_Stated exercise_
From the listing below, pull out every line where the string "Ratings" appears.

_Material for this task_
#####

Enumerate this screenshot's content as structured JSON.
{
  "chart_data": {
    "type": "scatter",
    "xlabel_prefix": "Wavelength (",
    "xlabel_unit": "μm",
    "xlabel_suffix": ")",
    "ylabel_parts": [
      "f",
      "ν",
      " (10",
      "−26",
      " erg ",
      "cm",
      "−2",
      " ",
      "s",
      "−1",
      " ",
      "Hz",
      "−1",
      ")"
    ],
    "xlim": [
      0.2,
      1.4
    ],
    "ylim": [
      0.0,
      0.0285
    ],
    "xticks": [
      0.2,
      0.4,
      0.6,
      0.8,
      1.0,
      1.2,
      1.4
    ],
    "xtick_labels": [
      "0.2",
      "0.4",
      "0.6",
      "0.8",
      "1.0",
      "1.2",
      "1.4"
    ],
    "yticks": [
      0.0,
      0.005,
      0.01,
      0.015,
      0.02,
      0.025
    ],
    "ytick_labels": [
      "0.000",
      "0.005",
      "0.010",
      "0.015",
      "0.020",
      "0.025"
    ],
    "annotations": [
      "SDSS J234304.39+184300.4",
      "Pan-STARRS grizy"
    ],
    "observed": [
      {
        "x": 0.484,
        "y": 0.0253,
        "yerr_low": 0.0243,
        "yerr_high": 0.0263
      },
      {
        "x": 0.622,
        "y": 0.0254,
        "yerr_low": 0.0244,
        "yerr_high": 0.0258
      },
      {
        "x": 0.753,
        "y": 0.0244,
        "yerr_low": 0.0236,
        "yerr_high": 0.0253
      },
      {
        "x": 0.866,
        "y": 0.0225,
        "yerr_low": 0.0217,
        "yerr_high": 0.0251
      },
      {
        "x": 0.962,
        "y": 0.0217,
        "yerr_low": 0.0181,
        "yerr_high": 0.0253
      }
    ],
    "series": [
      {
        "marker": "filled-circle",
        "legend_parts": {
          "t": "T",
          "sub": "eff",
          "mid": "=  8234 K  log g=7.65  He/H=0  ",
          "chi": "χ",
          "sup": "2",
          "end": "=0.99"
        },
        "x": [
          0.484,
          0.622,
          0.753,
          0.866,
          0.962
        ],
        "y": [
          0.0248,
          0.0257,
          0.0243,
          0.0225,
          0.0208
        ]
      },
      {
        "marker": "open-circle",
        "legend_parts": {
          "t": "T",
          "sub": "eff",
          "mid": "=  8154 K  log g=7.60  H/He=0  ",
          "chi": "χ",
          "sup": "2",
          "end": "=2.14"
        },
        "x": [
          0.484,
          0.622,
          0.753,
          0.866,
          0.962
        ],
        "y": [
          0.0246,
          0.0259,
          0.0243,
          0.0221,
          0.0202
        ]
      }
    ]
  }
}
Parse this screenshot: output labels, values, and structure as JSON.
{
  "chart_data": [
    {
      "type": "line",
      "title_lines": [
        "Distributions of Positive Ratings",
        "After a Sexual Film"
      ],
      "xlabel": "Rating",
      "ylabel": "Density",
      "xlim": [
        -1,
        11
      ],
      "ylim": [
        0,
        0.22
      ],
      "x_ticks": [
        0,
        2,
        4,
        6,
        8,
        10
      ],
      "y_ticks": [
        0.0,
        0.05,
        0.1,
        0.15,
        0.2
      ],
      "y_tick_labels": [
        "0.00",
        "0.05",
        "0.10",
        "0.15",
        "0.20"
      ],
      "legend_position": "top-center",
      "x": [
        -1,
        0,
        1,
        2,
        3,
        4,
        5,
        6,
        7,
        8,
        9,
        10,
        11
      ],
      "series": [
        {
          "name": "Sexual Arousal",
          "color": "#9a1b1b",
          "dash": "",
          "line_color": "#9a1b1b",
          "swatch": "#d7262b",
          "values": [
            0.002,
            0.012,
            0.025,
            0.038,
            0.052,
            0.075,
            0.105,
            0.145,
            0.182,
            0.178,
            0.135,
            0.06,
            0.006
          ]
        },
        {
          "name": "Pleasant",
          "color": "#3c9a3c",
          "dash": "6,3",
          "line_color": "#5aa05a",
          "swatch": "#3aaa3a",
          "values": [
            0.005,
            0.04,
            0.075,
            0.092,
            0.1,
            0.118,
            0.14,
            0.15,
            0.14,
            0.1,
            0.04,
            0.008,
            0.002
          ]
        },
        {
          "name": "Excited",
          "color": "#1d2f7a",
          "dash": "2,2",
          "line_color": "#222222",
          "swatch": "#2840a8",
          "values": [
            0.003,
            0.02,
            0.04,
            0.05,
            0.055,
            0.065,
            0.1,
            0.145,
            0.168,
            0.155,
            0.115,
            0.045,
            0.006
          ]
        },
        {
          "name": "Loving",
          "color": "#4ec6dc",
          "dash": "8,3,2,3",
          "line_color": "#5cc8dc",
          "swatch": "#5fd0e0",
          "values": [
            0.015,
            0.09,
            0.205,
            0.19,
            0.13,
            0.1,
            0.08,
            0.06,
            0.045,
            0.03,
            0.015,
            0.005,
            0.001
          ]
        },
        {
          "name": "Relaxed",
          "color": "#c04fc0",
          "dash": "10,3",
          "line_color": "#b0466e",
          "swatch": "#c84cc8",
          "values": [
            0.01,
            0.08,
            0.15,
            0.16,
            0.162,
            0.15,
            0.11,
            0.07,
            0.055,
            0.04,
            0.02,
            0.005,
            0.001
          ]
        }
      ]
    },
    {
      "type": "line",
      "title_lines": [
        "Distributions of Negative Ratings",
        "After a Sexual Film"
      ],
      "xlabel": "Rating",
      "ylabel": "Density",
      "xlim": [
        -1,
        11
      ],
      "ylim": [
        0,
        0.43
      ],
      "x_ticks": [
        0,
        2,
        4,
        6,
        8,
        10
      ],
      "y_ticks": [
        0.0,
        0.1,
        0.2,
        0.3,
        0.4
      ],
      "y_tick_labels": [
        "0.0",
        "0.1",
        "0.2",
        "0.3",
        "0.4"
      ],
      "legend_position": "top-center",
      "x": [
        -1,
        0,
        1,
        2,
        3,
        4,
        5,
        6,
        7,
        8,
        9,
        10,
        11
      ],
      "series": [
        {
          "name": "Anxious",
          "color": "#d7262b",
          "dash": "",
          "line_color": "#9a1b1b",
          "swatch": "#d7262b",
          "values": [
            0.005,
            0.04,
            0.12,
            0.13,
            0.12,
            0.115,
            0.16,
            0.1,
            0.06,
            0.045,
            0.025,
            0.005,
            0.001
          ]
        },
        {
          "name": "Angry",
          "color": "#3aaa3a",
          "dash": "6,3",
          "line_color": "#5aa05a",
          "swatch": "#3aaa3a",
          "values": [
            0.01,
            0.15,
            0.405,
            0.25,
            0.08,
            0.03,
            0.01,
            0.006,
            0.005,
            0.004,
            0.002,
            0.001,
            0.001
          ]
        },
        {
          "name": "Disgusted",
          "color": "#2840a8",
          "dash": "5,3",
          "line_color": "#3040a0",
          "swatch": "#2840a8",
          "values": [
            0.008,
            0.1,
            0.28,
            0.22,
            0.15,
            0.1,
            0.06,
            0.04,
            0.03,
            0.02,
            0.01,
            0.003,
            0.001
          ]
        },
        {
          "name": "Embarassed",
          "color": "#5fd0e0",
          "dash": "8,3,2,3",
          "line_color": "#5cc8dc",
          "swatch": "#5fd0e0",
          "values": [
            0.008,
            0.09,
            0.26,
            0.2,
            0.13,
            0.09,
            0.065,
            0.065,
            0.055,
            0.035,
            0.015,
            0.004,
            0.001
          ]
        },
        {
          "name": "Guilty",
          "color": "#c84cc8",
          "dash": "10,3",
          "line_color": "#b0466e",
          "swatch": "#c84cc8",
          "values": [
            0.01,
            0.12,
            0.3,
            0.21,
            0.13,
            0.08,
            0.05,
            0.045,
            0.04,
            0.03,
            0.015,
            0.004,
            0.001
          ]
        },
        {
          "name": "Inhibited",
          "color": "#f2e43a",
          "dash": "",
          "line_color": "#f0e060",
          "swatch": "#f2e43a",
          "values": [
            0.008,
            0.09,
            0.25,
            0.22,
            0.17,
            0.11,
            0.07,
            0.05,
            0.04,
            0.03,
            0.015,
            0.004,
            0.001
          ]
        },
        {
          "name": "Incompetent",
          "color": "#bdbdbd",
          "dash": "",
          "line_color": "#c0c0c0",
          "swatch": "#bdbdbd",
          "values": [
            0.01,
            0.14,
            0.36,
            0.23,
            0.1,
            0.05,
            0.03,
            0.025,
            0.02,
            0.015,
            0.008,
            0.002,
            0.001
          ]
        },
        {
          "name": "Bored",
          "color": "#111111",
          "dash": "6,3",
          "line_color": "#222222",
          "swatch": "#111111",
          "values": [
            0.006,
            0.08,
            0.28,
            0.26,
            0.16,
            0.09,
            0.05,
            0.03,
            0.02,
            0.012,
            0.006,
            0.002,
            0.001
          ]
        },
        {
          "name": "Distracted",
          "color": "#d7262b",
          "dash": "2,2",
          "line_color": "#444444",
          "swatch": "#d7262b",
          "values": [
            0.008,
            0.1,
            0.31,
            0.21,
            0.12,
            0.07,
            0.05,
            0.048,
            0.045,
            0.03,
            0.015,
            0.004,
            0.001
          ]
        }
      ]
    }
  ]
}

#####

_The reply_
        "Distributions of Positive Ratings",
        "Distributions of Negative Ratings",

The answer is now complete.